Task.
Convert the lines into a JSON list of strings, one string per line and no blank lines. Start at the line containing "548, 970, 558]" and stop after the line containing "681, 608, 691]", including both, and leave out every other line.

Extracted entries.
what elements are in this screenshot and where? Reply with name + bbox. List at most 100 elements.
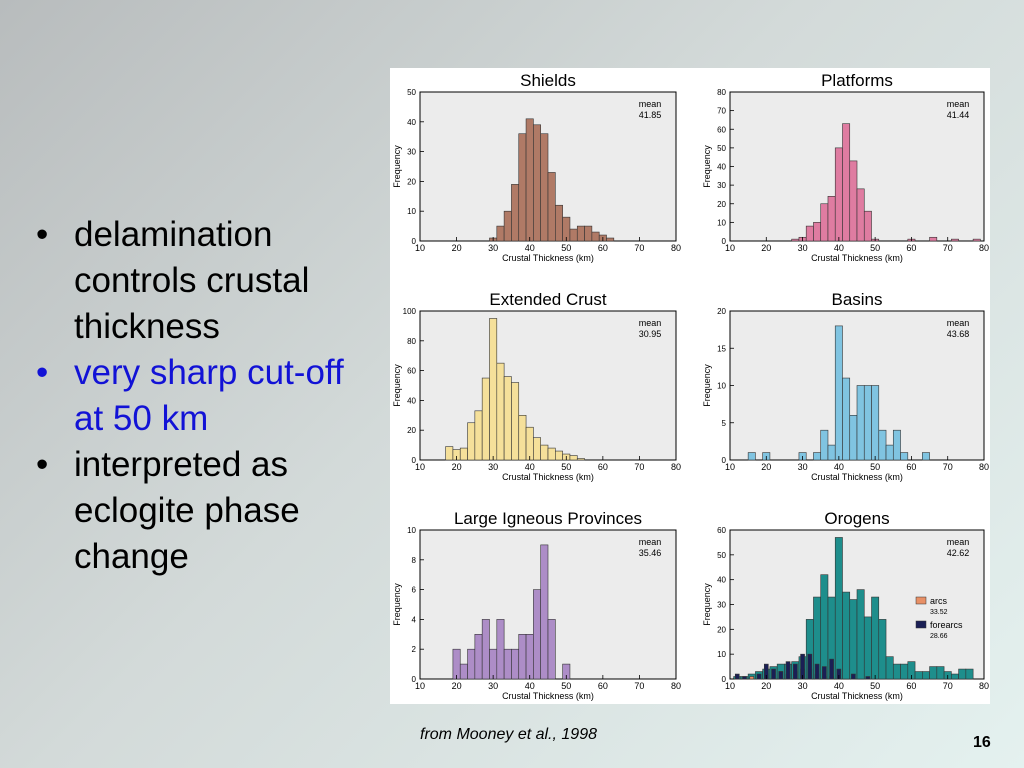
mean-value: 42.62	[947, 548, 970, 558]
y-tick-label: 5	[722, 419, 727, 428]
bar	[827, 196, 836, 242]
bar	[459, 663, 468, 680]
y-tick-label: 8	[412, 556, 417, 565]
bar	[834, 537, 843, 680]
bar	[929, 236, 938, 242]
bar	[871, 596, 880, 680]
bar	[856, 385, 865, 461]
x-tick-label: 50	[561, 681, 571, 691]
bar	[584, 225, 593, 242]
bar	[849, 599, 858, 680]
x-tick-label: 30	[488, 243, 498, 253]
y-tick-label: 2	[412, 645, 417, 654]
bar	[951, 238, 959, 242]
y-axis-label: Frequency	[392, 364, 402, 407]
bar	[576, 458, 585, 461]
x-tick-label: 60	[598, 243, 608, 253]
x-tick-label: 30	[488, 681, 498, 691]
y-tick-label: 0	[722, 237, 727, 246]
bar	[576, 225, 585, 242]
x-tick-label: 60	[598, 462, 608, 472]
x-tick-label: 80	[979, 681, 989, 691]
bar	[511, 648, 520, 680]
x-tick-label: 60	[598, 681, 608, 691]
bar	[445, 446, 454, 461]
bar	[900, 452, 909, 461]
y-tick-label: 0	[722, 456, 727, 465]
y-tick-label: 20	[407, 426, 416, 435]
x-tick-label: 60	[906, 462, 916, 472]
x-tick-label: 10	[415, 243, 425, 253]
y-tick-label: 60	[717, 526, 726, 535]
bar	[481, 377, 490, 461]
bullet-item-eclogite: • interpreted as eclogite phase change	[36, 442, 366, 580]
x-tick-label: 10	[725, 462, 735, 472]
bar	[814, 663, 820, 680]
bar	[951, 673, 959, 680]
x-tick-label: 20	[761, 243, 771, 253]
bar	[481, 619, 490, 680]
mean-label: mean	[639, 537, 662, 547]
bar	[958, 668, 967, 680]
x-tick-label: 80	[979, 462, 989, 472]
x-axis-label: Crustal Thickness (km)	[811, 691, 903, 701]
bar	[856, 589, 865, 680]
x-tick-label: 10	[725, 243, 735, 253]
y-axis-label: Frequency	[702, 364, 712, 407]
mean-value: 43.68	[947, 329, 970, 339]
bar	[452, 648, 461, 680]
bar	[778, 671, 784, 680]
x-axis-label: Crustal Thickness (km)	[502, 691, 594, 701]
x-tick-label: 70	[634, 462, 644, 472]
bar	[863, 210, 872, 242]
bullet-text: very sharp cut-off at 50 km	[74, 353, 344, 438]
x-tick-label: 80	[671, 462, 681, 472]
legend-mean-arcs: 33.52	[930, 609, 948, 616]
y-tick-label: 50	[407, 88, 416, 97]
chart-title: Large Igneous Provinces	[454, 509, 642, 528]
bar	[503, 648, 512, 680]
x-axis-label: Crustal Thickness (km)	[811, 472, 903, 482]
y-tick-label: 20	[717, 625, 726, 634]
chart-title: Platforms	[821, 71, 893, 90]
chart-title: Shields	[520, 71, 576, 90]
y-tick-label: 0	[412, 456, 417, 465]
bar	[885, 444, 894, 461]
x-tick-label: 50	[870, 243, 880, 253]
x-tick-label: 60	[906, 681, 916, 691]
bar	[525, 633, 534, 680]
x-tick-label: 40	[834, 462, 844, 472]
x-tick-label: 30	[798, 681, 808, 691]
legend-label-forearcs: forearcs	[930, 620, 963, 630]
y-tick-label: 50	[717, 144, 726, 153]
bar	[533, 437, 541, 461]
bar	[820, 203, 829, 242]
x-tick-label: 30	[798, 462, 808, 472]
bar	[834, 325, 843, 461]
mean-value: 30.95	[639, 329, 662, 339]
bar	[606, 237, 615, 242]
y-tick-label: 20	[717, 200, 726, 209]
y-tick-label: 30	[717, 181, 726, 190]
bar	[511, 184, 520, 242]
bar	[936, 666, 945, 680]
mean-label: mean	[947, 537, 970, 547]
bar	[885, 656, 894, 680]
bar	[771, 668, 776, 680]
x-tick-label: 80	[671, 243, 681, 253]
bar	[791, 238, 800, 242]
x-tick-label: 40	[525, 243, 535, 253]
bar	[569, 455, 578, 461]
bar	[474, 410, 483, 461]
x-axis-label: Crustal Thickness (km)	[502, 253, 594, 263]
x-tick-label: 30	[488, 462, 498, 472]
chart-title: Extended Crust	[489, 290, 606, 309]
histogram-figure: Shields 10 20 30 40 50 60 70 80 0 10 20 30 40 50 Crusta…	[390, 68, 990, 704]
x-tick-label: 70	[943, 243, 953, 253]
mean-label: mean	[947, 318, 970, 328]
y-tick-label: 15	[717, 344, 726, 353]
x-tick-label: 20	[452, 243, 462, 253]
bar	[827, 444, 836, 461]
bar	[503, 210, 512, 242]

...

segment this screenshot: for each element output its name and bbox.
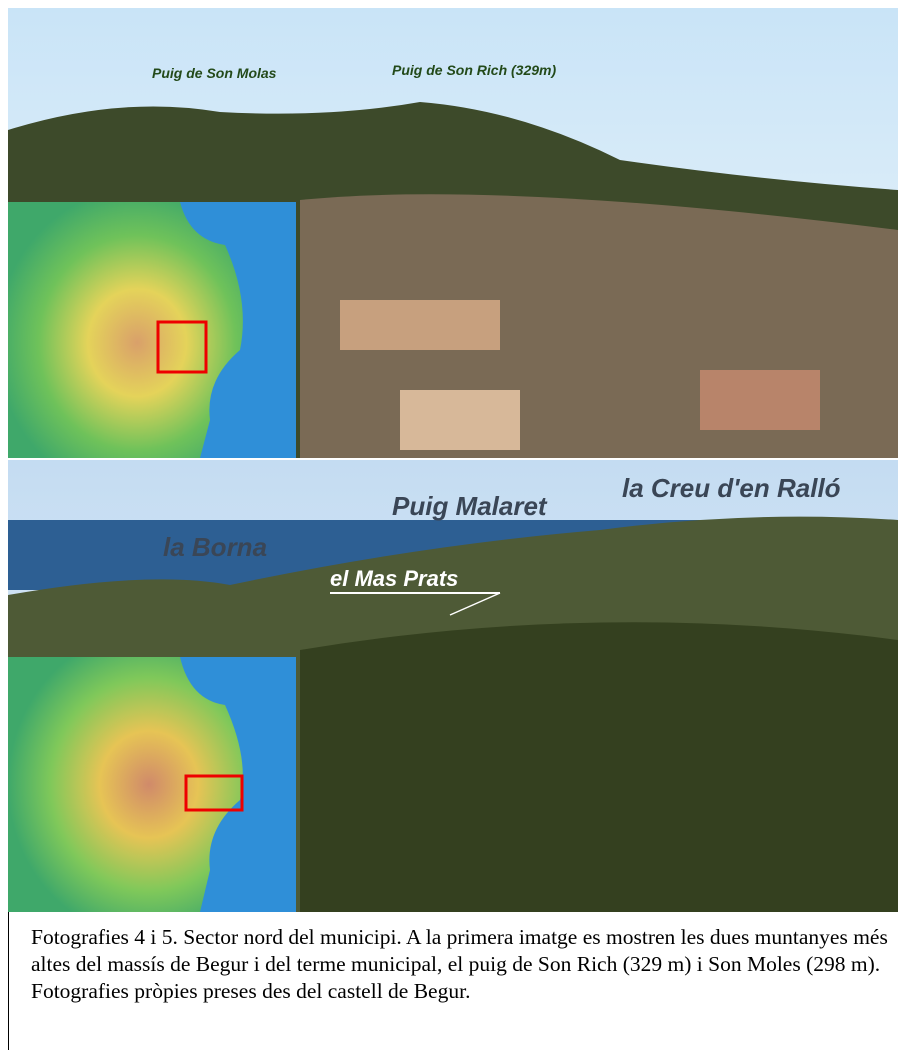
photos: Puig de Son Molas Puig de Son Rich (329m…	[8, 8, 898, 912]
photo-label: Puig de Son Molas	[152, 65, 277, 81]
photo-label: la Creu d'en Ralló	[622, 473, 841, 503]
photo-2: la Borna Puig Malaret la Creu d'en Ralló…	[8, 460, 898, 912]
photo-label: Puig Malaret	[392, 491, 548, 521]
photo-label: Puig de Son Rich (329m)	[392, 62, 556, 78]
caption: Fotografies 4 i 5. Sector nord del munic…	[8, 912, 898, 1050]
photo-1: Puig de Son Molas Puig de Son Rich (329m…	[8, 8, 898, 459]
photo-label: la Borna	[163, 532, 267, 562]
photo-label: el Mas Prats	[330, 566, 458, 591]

Task result.
[
  "mean-value: 42.62\t[947, 548, 970, 558]",
  "y-tick-label: 5\t[722, 419, 727, 428]",
  "bar\t[827, 196, 836, 242]",
  "bar\t[459, 663, 468, 680]",
  "y-tick-label: 8\t[412, 556, 417, 565]",
  "bar\t[834, 537, 843, 680]",
  "bar\t[929, 236, 938, 242]",
  "bar\t[871, 596, 880, 680]",
  "bar\t[856, 385, 865, 461]",
  "x-tick-label: 50\t[561, 681, 571, 691]",
  "bar\t[584, 225, 593, 242]",
  "bar\t[849, 599, 858, 680]",
  "x-tick-label: 30\t[488, 243, 498, 253]",
  "y-tick-label: 2\t[412, 645, 417, 654]",
  "bar\t[951, 238, 959, 242]",
  "y-axis-label: Frequency\t[392, 364, 402, 407]",
  "bar\t[576, 458, 585, 461]",
  "x-tick-label: 60\t[598, 243, 608, 253]",
  "x-tick-label: 30\t[488, 681, 498, 691]",
  "y-tick-label: 0\t[722, 237, 727, 246]",
  "bar\t[576, 225, 585, 242]",
  "x-tick-label: 60\t[598, 462, 608, 472]",
  "x-tick-label: 80\t[979, 681, 989, 691]",
  "bar\t[511, 648, 520, 680]",
  "x-tick-label: 60\t[598, 681, 608, 691]"
]